» Задание 1: Перепишите без изменений строки данных, начиная с самой первой и заканчивая строкой, в которой стоит «channel-select[interactable]: C <box>693», включая обе крайние.
» Задание 2: Допишите продолжение текста о русских переводах сонета Шекспира, начав сразу после его последней строки.

» Текст:
#####
Bare ruin'd choirs, where late the sweet birds sang.

In me thou see'st the twilight of such day

As after sunset fadeth in the west,

Which by and by black night doth take away,

Death's second self, that seals up all in rest.

In me thou see'st the glowing of such fire

That on the ashes of his youth doth lie,

As the death-bed whereon it must expire

Consumed with that which it was nourish'd by.

This thou perceivest, which makes thy love more strong,

To love that well which thou must leave ere long.

Перевод С. Ильина, опубликованный в брокгаузовском собрании сочинений Шекспира под редакцией С. А. Венгерова (1902-1904), отличается характерной для начала века аморфностью поэтической формы, отштампованностью стиховых формул, напоминающих и Надсона, и Случевского, и Фофанова:

Во мне ты видишь, друг, то время года,

Когда рвет ветер желтый лист ветвей,

Когда уныло стонет, непогода,

Где прежде пел так сладко соловей.

Во мне, мой друг, ты видишь свет прощальный

На западе погаснувшего дня.

Тот свет - предвестник полночи печальной,

Угрюмой смерти близкая родня.

Во мне огня ты видишь угасанье...

Он умереть не хочет под золой,

Но вырваться смешны его старанья.

Его задушит пепла мертвый слой.

Во мне ты это видишь, и разлуку

Предчувствуешь, и крепче жмешь мне руку... {*}

{* Перевод С. Ильина впервые опубликован в "Вестнике Европы", 1902, Э 9, стр. 98.}

Как видим, мысль Шекспира воспроизведена с достаточной отчетливостью, да и смена образов, их развитие близки к оригиналу. Но губительно для Шекспира то, что традиционность эпохи Возрождения уступила здесь место самой скверной традиционности русского поэтического безвременья: "...пел так сладко соловей", "свет прощальный... погаснувшего дня", "полночи печальной", "угрюмой смерти", "и крепче жмешь мне руку".

У Маршака:

То время года видишь ты во мне,

Когда один-другой багряный лист

От холода трепещет в вышине

На хорах, где умолк веселый свист.

Во мне ты видишь тот вечерний час,

Когда поблек на западе закат

И купол неба, отнятый у нас,

Подобьем смерти - сумраком объят.

Во мне ты видишь блеск того огня,

Который гаснет в пепле прошлых дней,

И то, что жизнью было для меня,

Могилою становится моей.

Ты видишь все. Но близостью конца

Теснее наши связаны сердца!
#####
» Раздел данных:
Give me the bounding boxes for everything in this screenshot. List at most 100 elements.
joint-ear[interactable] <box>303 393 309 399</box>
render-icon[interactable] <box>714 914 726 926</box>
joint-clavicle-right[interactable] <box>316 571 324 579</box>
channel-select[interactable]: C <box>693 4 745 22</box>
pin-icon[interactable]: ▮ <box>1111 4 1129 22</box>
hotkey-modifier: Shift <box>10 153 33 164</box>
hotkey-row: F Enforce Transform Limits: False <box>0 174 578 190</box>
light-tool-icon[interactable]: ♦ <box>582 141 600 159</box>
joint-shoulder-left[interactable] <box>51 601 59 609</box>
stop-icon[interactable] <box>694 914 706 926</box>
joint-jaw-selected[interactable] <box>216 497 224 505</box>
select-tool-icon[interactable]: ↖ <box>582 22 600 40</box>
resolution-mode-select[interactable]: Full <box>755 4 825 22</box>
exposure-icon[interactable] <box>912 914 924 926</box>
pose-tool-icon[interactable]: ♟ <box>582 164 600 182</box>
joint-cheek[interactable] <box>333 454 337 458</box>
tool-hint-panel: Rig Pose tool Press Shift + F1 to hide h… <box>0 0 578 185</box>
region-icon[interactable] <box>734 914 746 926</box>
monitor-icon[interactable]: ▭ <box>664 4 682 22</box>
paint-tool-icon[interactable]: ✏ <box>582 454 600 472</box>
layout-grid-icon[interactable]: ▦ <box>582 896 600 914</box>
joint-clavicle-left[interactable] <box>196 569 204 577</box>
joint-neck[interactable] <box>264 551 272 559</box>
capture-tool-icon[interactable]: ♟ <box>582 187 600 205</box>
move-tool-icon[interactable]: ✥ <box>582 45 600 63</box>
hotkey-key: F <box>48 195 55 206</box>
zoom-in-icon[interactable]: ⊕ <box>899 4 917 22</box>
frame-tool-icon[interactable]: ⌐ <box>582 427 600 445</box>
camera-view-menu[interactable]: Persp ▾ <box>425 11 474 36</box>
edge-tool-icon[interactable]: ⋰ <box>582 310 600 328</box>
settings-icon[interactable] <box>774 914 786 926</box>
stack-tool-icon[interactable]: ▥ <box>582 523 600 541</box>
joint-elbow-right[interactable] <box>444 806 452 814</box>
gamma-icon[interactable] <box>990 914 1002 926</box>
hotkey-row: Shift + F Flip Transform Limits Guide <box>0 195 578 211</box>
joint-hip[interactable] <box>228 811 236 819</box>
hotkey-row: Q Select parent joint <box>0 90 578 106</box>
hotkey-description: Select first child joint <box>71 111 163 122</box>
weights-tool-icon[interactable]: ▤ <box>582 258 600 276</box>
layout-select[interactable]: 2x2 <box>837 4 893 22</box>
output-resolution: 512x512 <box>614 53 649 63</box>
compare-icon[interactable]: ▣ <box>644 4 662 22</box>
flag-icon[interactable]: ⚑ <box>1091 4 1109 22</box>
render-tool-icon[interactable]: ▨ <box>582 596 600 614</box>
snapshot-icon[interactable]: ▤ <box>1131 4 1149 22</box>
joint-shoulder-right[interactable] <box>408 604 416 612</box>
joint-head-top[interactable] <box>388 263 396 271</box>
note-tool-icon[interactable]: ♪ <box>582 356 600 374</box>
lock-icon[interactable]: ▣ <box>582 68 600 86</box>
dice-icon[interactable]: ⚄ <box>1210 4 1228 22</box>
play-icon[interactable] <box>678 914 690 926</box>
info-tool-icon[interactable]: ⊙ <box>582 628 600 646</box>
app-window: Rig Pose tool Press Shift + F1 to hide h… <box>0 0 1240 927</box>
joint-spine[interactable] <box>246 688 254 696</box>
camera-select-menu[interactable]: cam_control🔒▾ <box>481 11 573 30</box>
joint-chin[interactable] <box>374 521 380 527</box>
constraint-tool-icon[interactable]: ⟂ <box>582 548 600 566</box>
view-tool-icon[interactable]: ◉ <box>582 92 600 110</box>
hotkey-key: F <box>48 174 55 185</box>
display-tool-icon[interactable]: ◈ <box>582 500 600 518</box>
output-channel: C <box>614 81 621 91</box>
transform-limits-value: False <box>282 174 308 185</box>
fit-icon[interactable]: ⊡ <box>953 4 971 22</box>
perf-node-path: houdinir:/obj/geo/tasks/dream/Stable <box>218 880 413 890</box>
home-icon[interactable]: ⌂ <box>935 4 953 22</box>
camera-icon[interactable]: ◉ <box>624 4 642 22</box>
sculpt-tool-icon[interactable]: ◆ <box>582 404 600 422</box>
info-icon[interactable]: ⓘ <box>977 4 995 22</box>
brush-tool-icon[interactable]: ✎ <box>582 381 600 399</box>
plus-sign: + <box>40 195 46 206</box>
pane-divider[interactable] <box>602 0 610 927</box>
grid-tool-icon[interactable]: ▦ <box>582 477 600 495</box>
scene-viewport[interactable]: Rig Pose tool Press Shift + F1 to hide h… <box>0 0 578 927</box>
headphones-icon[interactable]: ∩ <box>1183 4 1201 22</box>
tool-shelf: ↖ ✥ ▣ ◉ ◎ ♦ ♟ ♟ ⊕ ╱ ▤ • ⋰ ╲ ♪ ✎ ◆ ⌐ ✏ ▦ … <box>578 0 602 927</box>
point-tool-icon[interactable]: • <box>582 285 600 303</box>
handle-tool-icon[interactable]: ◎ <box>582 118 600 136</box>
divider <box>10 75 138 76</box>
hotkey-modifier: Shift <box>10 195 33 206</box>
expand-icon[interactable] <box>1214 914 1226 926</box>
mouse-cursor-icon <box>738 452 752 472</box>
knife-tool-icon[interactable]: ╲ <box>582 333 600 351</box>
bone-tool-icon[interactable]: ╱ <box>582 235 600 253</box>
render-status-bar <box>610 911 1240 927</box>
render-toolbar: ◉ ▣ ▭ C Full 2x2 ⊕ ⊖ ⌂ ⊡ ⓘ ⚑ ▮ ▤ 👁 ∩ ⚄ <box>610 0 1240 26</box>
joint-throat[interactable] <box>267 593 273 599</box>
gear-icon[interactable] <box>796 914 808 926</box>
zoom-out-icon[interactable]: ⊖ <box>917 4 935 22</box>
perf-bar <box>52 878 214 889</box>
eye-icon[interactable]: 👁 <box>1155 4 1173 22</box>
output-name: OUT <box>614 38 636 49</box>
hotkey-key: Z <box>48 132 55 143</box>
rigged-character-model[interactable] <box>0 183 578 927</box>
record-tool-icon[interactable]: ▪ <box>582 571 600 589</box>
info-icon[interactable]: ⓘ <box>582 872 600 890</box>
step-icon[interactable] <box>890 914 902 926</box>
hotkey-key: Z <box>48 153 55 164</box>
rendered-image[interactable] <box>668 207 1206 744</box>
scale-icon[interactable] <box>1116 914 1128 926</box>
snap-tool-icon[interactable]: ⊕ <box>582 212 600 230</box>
#####
» Ответ 1:
Give me the bounding boxes for everything in this screenshot. List at most 100 elements.
joint-ear[interactable] <box>303 393 309 399</box>
render-icon[interactable] <box>714 914 726 926</box>
joint-clavicle-right[interactable] <box>316 571 324 579</box>
channel-select[interactable]: C <box>693 4 745 22</box>

» Ответ 2:
Маршак игнорирует сочетание "the sweet birds" - "нежные, сладостные птицы": оно банально (у Ильина банальность усилена соловьем, который "пел так сладко"). Зато Маршак со всей бережностью сохраняет сложный, неожиданный образ, носящий черты индивидуального изобретения: "...the twilight... As after sunset fadeth in the west, Which by and by black night doth take away" - "тот вечерний час, Когда поблек на западе закат, И купол неба, отнятый у нас..." Насколько же у Ильина эти строки звучат обыкновенней, в традиции общестилистических привычностей: "...свет прощальный На западе погаснувшего дня..." Последний - перед заключительным двустишием - образ у Ильина вовсе не воспроизведен, Маршак стремится к возможно более близкой его передаче. Заметим также, что Маршак ищет и способов создать фонетическое подобие оригинала: он не останавливается перед сплошными мужскими рифмами (у Шекспира встречаются и чередования мужских с женскими - тогда и переводчик дает аналогичное чередование: ср. сонет 67), которые здесь кажутся ему поэтически выразительными. В целом в маршаковском переводе с большой силой звучит трагическая идея этого сонета о старости и приближающейся смерти: сознание близости конца усиливает связь между любящими. Заключительные строки с максимальной отчетливостью формулируют философскую и нравственную мысль сонета:

Ты видишь все. Но близостью конца

Теснее наши связаны сердца.

У Ильина нет ничего похожего на это трагическое обобщение; его концовка не выходит за пределы печально-достоверного, но все же бытового, единичного эпизода:

Во мне ты это видишь, и разлуку

Предчувствуешь, и крепче жмешь мне руку.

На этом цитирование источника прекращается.